STATED GOAL 1. Tally the lines in the entries below that contain the word "male", and give only the number.

-------- PASSAGE GIVEN

Additional evidence of the manufacturing process begins with the fact that the designs have evidently been copied from genuine coins but are not of normal style, quality, or level of detail. The legends are frequently poorly spelled, ungrammatical or even meaningless in one instance, and in some places have been omitted, apparently through lack of space, squeezed in, or filled out with arbitrary (see Table 1). Some of the design elements have been reproduced in mirror image as would happen if an engraver began the work in negative relief and did not take particular care to flip the image. Another characteristic feature of the coins is that the blank fields often feature one or two sets of linear ridges (for example, see Fig 5B and 5D and S.1.6.3 in S1 File). The precise pattern of these ridges is common to multiple coins, including previously photographed specimens in other collections [25], hence they must have been inherited from a common hub. These lines are truncated by the engraving and so seem to have been present on the sheet (presumably metal) onto which the designs were first engraved. As far as we can determine, having examined all available photographs, only one obverse and reverse hub was used for each type of coin.

----------------
-------- AVAILABLE RECORDS

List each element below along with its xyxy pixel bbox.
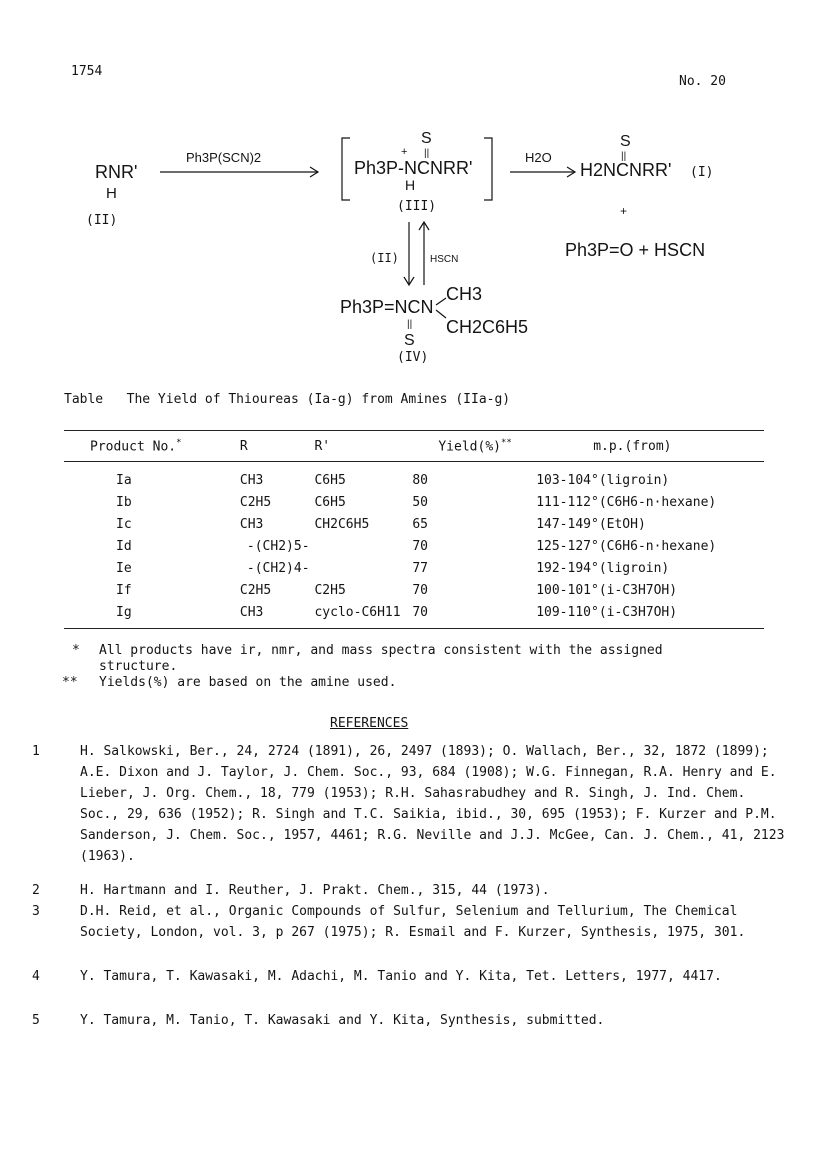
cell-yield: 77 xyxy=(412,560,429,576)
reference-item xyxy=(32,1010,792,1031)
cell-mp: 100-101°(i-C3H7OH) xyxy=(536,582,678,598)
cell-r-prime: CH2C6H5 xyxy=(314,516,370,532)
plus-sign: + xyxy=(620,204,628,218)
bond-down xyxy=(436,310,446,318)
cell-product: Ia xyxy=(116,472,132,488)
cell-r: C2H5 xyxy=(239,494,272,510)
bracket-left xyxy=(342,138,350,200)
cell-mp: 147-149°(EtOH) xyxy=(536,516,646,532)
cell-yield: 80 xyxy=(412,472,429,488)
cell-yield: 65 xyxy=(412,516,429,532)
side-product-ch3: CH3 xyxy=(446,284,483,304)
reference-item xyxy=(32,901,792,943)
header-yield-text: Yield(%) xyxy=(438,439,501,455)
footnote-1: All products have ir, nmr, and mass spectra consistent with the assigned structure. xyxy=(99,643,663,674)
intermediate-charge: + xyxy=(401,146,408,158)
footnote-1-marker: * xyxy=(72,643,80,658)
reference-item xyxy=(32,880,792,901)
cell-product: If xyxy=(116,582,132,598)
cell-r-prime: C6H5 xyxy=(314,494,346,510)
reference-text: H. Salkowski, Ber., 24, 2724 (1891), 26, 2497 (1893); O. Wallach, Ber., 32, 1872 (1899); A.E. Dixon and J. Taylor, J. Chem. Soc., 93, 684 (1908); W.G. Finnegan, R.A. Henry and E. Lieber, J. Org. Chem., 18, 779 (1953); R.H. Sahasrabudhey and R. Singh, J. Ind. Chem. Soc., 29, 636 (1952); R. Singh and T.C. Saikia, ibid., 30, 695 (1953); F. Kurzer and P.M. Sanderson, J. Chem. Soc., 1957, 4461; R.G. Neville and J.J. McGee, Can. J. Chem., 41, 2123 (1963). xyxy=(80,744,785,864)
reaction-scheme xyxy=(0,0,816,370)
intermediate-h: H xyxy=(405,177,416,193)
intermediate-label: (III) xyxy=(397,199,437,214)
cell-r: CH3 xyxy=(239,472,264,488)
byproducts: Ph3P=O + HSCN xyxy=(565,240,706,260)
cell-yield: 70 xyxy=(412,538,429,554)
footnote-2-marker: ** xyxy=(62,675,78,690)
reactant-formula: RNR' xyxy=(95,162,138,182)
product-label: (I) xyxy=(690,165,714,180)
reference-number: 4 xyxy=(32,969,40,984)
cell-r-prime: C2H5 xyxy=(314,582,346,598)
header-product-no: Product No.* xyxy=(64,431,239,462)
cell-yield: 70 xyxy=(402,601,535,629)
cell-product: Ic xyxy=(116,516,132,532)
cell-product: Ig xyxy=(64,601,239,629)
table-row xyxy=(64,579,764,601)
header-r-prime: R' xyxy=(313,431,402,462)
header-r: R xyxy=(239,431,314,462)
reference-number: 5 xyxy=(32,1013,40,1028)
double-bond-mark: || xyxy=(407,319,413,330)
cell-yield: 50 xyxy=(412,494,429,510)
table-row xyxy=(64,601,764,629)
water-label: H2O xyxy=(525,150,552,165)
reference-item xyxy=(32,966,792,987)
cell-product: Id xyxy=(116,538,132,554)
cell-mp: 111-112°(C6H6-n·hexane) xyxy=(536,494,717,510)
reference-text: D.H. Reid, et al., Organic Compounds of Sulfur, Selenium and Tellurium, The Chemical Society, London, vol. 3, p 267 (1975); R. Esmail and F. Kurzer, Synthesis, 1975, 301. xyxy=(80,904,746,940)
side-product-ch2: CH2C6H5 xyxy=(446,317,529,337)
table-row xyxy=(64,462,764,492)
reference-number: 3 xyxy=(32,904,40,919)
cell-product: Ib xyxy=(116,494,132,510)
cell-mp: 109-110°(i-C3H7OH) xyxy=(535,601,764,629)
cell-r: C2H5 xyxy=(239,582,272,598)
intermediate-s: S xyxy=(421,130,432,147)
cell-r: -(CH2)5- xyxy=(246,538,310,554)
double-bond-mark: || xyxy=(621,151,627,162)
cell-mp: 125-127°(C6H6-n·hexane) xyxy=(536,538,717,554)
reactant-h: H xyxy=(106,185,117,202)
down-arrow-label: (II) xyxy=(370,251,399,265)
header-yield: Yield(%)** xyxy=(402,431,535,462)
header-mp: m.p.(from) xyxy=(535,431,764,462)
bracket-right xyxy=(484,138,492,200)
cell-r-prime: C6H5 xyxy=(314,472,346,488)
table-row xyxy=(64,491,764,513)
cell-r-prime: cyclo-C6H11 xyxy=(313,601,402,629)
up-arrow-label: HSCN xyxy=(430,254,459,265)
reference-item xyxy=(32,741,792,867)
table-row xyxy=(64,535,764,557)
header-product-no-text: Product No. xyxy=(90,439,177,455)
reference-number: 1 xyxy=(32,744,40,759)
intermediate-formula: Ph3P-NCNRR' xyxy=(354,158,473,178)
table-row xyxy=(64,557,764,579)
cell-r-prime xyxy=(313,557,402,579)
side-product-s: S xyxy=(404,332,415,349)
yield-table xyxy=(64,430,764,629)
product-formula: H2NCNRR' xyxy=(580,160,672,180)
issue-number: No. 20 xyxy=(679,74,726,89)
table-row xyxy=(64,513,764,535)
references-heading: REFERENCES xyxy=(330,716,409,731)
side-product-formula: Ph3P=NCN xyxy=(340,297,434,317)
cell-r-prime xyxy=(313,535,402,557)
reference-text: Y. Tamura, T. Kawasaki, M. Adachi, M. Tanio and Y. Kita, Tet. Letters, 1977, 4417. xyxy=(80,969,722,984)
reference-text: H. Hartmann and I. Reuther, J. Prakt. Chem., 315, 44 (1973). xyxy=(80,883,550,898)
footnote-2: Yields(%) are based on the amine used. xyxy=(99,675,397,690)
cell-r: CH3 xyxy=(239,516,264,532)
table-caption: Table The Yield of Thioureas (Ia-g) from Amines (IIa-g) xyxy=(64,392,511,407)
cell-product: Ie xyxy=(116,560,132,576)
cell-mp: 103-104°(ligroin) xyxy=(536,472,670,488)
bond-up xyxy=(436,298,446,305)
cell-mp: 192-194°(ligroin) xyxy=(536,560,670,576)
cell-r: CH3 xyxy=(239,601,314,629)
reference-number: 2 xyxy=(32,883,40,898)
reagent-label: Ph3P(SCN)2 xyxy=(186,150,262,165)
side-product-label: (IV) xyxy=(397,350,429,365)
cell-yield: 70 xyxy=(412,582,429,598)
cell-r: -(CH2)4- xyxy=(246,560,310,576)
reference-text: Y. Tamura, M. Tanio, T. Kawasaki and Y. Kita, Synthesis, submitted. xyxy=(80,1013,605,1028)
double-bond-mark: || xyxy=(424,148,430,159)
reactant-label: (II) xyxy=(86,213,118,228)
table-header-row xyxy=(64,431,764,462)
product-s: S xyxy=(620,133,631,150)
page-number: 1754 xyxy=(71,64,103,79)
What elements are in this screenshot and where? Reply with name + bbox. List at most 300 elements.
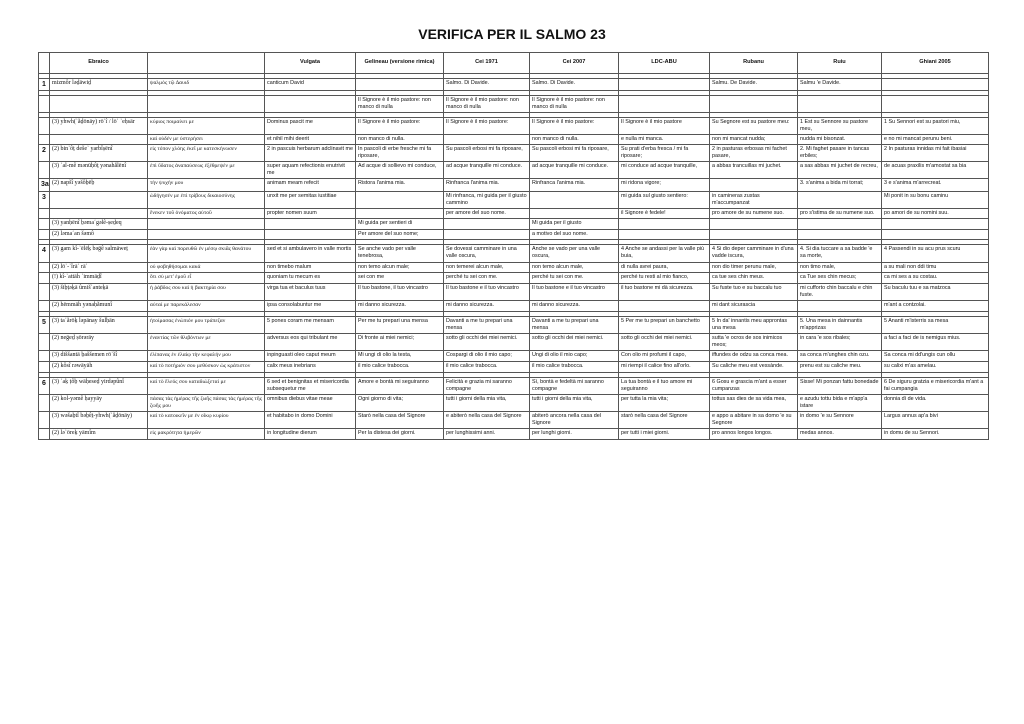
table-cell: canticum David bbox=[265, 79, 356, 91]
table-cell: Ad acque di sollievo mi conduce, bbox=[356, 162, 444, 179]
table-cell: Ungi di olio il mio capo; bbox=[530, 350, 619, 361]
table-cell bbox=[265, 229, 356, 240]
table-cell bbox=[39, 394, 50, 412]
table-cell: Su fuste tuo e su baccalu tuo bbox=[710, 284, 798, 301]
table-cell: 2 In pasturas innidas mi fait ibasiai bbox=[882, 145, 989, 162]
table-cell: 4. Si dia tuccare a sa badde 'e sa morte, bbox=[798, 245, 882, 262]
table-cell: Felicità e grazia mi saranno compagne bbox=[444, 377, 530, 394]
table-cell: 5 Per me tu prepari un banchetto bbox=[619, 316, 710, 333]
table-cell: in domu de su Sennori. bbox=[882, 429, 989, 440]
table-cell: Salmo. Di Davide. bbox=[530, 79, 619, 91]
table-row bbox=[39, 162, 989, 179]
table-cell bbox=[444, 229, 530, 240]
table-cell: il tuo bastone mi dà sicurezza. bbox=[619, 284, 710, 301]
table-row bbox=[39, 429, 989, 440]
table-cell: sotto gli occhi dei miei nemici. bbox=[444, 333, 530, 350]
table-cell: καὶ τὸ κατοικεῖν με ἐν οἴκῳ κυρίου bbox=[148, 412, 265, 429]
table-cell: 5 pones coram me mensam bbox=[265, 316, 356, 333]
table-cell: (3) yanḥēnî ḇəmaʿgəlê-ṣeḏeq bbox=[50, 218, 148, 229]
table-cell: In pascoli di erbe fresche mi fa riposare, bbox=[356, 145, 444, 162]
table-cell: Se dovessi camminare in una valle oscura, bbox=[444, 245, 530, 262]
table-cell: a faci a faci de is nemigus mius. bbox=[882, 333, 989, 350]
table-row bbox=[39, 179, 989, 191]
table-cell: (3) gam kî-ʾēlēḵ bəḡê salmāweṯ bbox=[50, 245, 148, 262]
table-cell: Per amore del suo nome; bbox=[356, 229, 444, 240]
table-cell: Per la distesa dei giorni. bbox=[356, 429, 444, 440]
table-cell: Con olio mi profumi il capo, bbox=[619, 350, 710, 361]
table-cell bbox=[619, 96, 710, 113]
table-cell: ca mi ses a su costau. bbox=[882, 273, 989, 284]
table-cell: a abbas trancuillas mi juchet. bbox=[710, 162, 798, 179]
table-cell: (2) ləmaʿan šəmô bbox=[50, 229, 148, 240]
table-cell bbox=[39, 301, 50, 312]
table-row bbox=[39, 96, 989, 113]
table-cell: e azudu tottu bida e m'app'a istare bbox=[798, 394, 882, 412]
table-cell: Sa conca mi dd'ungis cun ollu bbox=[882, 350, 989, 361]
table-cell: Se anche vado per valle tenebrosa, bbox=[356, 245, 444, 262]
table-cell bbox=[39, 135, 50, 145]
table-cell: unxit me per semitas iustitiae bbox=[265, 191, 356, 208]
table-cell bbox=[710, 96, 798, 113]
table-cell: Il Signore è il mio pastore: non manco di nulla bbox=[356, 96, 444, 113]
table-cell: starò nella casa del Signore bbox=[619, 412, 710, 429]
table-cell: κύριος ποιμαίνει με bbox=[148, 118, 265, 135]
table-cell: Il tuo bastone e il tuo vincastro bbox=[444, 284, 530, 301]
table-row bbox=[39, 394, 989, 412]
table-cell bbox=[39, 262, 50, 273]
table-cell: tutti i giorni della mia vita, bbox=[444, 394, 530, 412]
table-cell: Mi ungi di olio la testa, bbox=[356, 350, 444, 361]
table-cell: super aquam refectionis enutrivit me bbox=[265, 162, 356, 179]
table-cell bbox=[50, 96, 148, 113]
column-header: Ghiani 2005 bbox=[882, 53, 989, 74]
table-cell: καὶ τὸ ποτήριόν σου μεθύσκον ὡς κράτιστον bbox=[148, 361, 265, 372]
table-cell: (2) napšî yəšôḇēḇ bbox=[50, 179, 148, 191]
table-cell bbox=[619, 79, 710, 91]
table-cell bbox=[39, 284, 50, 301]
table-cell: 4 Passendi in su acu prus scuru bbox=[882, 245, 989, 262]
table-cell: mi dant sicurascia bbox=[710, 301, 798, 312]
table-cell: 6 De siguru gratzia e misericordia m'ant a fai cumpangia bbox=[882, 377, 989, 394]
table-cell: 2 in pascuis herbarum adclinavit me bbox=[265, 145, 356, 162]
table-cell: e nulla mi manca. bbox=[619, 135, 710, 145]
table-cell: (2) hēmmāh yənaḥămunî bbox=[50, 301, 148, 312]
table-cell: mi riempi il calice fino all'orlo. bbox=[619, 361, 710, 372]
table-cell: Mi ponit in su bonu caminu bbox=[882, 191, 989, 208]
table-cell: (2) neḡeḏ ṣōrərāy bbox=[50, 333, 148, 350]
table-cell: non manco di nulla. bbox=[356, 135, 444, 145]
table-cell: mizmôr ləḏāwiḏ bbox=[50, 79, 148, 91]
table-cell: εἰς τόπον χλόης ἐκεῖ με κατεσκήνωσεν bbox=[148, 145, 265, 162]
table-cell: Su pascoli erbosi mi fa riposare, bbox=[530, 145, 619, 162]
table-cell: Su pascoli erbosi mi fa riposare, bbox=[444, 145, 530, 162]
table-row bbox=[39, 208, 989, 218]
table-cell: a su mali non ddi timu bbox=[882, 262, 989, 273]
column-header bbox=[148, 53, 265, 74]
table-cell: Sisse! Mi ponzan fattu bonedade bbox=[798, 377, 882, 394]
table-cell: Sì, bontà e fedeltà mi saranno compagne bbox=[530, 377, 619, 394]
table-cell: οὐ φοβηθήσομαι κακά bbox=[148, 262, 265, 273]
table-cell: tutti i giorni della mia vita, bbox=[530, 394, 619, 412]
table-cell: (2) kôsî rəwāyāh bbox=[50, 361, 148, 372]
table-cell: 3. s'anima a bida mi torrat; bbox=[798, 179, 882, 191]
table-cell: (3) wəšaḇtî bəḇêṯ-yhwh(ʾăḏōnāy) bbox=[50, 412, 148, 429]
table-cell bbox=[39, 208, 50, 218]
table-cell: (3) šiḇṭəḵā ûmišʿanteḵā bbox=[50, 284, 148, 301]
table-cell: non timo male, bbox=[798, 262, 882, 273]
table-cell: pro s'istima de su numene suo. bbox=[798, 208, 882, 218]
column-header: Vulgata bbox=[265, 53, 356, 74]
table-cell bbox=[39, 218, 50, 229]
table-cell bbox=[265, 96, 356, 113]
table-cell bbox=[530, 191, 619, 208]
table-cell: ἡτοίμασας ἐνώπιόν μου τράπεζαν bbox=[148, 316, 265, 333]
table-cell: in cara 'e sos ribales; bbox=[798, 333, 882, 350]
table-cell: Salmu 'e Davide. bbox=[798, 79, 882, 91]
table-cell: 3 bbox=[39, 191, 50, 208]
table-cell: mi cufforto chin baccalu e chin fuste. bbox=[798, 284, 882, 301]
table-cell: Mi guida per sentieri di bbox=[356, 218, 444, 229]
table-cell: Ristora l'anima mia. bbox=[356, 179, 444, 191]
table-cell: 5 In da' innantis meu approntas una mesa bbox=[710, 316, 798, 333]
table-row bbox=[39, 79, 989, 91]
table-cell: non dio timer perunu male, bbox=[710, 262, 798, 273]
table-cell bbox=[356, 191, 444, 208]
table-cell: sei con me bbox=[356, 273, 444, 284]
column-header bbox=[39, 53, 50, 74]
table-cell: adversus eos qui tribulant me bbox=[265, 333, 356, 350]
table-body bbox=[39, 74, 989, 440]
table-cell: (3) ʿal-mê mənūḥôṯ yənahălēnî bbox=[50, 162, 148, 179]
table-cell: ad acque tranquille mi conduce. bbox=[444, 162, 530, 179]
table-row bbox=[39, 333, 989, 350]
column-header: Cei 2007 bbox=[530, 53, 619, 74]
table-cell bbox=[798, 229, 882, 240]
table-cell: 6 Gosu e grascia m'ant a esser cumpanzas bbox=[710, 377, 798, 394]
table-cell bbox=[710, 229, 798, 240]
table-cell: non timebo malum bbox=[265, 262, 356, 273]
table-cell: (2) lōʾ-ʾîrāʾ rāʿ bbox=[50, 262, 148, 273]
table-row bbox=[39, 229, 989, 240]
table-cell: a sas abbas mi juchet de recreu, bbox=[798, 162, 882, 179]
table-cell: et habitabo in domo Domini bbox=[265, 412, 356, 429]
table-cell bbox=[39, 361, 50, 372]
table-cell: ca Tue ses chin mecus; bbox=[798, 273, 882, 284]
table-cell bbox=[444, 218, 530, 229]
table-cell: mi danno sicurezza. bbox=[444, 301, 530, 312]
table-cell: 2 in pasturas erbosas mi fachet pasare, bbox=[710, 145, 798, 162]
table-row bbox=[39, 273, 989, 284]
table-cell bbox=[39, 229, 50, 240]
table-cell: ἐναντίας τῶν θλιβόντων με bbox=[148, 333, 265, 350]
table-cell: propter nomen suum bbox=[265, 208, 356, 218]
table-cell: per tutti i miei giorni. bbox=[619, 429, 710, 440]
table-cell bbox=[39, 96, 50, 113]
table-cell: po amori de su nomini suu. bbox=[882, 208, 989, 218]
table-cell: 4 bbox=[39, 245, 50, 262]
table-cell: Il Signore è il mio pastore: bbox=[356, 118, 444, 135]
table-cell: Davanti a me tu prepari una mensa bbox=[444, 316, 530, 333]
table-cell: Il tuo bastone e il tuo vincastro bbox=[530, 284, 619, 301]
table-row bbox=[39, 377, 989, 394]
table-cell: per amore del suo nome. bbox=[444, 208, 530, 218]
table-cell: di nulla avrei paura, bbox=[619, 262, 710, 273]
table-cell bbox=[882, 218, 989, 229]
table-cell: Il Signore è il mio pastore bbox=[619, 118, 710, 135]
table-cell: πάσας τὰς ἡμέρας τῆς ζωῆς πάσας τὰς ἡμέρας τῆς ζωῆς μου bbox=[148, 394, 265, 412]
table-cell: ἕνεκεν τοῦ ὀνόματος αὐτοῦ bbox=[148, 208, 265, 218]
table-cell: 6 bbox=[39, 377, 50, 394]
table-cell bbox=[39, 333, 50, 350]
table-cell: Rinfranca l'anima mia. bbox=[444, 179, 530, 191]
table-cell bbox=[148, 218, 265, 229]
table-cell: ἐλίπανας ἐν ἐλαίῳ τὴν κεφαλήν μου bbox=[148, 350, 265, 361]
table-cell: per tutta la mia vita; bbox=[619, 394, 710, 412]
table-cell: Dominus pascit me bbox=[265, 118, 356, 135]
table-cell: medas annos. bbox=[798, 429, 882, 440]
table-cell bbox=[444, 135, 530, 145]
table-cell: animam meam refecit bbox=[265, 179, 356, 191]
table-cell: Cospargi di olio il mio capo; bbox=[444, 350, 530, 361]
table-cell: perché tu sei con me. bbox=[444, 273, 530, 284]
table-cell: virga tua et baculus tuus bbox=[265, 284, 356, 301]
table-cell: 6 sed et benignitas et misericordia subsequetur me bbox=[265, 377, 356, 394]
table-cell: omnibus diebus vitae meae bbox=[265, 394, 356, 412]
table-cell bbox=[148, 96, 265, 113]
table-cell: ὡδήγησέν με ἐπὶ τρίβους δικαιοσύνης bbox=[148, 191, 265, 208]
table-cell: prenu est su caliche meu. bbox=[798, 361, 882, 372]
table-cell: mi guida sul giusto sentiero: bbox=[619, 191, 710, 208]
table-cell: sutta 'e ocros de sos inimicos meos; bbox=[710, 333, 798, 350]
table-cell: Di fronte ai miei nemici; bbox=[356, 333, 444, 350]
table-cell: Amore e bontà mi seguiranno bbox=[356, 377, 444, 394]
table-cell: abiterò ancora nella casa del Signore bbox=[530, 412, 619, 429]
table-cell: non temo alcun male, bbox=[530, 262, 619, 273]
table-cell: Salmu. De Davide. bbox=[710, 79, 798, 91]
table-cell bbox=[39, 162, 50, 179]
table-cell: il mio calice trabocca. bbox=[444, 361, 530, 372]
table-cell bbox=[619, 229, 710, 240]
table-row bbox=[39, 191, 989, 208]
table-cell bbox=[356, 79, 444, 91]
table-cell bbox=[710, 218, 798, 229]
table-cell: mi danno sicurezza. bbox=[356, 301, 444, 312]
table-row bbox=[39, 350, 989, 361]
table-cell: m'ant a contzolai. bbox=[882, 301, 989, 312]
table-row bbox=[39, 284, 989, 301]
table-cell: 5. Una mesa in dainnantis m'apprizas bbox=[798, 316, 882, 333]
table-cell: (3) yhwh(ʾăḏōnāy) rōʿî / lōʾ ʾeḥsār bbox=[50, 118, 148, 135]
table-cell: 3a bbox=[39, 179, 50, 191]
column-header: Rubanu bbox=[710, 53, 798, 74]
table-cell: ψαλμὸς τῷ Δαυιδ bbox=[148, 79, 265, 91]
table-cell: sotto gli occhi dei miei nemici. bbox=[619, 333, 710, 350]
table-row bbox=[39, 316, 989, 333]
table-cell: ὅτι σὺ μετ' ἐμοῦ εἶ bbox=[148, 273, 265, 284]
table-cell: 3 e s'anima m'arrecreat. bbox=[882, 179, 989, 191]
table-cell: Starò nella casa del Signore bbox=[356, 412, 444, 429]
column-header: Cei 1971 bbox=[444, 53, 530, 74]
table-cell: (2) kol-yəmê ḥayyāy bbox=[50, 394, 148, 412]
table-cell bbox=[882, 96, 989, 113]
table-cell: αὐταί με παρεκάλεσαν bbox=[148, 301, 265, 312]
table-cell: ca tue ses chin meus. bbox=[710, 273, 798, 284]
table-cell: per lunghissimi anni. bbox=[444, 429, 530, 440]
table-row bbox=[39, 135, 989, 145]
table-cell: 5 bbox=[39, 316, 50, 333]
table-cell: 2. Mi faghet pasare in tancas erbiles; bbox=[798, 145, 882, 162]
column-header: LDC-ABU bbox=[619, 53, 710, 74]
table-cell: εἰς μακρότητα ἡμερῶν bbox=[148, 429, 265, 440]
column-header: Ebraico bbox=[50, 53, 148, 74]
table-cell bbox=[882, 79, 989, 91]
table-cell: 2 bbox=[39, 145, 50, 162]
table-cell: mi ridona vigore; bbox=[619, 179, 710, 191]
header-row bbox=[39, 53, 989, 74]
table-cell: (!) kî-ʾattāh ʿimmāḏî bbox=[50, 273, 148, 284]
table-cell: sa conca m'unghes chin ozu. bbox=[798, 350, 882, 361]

----------------

STATED GOAL 2.
Answer these questions about the coin passage above:
(a) How were some of the design elements reproduced?
(b) Where on the coins do the sets of linear ridges often appear?
(c) How many obverse and reverse hubs were used for each type of coin?

COMPLETE OUTPUT 1. 3

COMPLETE OUTPUT 2.
(a) In mirror image.
(b) In the blank fields.
(c) Only one obverse and one reverse hub.